▸ **Records for this exercise**
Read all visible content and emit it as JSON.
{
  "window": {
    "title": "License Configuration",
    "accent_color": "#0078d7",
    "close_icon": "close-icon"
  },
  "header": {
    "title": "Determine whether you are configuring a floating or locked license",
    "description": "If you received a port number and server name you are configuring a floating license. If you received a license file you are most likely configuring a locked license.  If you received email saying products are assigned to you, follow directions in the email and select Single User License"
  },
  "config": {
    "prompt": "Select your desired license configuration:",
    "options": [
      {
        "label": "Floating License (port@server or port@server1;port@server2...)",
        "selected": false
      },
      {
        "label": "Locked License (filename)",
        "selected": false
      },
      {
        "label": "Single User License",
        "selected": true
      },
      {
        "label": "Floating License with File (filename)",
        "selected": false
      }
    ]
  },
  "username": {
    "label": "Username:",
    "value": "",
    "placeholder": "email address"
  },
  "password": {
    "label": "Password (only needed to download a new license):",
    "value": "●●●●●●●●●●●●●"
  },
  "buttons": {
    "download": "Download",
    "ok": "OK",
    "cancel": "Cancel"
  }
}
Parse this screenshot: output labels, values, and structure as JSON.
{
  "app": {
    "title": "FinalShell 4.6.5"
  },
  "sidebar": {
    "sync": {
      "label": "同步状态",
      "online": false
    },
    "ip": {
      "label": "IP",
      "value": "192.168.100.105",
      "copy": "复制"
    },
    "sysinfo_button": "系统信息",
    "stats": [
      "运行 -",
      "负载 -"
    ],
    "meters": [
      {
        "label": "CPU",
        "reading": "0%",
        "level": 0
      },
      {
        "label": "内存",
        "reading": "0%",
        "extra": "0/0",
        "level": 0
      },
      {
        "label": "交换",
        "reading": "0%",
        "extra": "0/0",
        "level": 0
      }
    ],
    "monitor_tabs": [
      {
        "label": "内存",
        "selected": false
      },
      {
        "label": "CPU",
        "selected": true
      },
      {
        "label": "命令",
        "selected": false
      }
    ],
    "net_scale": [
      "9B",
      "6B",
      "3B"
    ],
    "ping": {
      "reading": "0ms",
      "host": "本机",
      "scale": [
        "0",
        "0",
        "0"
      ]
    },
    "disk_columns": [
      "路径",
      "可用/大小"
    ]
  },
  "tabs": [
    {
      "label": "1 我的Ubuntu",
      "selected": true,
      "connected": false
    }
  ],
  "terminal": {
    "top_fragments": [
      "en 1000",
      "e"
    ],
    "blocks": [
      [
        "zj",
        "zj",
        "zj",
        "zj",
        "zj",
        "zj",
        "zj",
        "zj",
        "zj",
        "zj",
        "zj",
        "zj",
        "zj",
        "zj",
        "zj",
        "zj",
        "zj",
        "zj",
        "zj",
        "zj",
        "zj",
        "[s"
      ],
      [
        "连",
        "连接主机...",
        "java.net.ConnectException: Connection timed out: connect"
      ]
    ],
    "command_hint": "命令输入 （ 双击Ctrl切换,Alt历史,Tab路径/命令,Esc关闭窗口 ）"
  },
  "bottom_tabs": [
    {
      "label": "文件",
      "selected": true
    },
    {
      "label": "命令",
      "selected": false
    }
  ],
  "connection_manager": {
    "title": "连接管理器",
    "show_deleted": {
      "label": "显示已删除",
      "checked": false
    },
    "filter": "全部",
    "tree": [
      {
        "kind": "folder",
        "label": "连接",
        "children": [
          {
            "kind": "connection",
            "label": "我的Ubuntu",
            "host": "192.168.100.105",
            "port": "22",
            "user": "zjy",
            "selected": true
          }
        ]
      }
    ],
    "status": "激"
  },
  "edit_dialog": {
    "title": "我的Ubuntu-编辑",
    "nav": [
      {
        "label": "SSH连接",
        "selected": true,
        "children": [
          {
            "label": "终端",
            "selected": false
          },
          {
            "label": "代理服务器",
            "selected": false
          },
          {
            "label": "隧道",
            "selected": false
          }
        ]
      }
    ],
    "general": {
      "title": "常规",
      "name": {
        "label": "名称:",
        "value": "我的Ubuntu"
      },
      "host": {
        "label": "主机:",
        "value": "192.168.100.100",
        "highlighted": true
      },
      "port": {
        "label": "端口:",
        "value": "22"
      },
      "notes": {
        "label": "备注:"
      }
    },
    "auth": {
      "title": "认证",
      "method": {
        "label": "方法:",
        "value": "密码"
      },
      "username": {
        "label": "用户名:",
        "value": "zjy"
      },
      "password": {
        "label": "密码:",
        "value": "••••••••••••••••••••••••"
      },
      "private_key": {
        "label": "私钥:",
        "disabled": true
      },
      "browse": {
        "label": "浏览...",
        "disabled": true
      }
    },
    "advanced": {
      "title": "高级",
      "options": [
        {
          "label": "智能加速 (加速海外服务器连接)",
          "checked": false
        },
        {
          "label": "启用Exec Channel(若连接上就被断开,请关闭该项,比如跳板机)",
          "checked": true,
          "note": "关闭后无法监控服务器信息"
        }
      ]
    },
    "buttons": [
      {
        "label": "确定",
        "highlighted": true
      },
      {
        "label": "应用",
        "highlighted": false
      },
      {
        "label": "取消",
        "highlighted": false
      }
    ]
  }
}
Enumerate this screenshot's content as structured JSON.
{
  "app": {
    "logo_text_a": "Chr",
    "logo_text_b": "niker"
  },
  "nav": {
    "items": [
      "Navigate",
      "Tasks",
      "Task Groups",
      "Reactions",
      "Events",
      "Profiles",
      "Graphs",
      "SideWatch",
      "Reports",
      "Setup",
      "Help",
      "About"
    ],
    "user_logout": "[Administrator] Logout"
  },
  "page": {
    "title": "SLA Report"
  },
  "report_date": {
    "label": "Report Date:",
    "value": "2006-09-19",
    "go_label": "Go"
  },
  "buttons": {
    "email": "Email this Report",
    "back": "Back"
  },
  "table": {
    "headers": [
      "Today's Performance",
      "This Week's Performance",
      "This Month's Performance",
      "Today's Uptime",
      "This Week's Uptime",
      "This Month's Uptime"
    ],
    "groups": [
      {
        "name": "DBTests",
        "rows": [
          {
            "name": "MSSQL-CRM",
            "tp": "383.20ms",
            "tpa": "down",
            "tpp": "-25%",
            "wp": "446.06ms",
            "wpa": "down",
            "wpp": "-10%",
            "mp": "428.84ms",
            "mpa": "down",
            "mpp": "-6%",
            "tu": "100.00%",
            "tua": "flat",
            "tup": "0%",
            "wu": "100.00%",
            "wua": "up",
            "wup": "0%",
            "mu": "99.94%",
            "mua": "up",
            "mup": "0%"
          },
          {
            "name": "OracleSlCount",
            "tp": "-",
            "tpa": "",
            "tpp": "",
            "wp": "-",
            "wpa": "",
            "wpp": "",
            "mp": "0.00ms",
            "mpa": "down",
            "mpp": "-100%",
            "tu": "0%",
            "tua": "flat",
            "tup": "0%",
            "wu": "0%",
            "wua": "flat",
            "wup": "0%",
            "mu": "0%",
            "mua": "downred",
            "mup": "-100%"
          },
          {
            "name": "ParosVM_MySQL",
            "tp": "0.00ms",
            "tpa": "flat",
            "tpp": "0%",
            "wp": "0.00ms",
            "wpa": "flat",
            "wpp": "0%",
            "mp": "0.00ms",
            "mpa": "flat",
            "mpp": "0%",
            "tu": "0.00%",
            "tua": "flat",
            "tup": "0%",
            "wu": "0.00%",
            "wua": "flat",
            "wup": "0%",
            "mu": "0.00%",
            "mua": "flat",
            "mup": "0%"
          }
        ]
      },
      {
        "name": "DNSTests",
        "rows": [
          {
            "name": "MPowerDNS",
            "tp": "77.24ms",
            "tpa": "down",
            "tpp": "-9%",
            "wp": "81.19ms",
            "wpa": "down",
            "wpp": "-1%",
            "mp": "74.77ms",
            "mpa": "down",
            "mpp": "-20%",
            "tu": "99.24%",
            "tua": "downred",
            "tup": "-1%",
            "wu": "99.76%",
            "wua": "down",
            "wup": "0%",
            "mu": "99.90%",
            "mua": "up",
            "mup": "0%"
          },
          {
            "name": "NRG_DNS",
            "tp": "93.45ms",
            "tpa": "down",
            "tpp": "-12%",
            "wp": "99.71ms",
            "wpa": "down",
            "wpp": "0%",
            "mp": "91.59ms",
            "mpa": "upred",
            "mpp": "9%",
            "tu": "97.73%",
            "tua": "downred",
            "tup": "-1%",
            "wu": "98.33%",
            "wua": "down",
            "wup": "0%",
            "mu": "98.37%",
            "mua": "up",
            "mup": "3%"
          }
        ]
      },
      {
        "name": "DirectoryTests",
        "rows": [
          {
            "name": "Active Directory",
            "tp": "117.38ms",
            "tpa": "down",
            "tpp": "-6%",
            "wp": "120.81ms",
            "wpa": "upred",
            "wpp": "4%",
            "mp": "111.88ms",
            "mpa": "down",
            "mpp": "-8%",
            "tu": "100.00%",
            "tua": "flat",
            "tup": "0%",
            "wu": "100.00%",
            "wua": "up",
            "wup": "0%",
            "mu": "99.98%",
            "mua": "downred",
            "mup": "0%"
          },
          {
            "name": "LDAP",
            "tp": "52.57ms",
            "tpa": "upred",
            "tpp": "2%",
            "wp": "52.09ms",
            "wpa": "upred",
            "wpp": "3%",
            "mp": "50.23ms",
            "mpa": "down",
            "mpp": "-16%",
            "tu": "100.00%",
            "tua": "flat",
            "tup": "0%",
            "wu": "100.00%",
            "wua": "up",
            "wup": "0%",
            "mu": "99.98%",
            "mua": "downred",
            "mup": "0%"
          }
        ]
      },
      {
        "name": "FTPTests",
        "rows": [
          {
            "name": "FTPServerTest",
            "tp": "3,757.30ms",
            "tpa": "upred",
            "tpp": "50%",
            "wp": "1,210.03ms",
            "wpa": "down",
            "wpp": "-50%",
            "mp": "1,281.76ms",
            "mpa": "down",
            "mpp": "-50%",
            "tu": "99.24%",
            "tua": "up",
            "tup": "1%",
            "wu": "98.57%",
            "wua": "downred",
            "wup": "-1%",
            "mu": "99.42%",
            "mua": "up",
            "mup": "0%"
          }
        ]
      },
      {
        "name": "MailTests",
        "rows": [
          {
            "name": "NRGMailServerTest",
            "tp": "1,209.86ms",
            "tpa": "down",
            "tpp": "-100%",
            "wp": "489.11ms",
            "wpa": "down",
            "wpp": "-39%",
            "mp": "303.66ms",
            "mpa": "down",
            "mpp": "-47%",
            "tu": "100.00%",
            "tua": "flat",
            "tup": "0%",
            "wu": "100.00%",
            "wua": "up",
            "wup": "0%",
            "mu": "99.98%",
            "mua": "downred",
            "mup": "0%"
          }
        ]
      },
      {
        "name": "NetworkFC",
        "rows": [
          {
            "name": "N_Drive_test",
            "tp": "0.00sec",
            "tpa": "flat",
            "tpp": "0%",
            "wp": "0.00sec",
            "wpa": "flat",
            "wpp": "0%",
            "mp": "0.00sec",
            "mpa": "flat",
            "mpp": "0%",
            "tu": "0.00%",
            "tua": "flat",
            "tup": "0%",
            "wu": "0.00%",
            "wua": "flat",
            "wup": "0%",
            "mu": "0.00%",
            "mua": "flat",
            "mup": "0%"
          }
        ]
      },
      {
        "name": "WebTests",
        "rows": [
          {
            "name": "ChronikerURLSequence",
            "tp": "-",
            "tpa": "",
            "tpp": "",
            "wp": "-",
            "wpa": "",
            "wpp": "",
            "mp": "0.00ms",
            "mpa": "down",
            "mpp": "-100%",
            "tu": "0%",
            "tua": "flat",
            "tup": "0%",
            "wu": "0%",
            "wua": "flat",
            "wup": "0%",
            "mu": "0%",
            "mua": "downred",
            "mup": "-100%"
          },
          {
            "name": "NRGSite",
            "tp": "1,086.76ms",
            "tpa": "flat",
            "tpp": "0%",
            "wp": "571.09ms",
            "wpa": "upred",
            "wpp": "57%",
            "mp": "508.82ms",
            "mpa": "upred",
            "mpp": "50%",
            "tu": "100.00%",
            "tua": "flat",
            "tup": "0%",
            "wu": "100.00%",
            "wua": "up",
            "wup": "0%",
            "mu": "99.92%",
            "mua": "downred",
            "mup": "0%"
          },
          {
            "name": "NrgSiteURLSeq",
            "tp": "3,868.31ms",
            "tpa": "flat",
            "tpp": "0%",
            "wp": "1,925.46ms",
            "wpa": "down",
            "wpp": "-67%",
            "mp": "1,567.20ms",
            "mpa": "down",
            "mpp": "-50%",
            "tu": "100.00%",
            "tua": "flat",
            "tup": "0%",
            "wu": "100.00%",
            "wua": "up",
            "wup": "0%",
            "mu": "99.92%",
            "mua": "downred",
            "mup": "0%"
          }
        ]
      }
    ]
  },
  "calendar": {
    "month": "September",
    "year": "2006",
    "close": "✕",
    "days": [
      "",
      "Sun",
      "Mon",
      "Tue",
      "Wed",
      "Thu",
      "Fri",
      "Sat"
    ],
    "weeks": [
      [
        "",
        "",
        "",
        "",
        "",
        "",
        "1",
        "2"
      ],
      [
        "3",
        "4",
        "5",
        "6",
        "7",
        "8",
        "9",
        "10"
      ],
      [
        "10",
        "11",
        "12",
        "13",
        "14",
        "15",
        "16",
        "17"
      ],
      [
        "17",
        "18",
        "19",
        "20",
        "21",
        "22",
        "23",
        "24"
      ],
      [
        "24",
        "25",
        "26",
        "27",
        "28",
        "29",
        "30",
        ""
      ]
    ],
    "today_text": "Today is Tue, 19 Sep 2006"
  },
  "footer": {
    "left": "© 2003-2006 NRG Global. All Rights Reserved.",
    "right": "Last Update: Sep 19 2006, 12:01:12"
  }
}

▸ **Required work**
Copy down every line of the entries containing the word "content".

▸ **Reply to the exercise**
Read all visible content and emit it as JSON.
Enumerate this screenshot's content as structured JSON.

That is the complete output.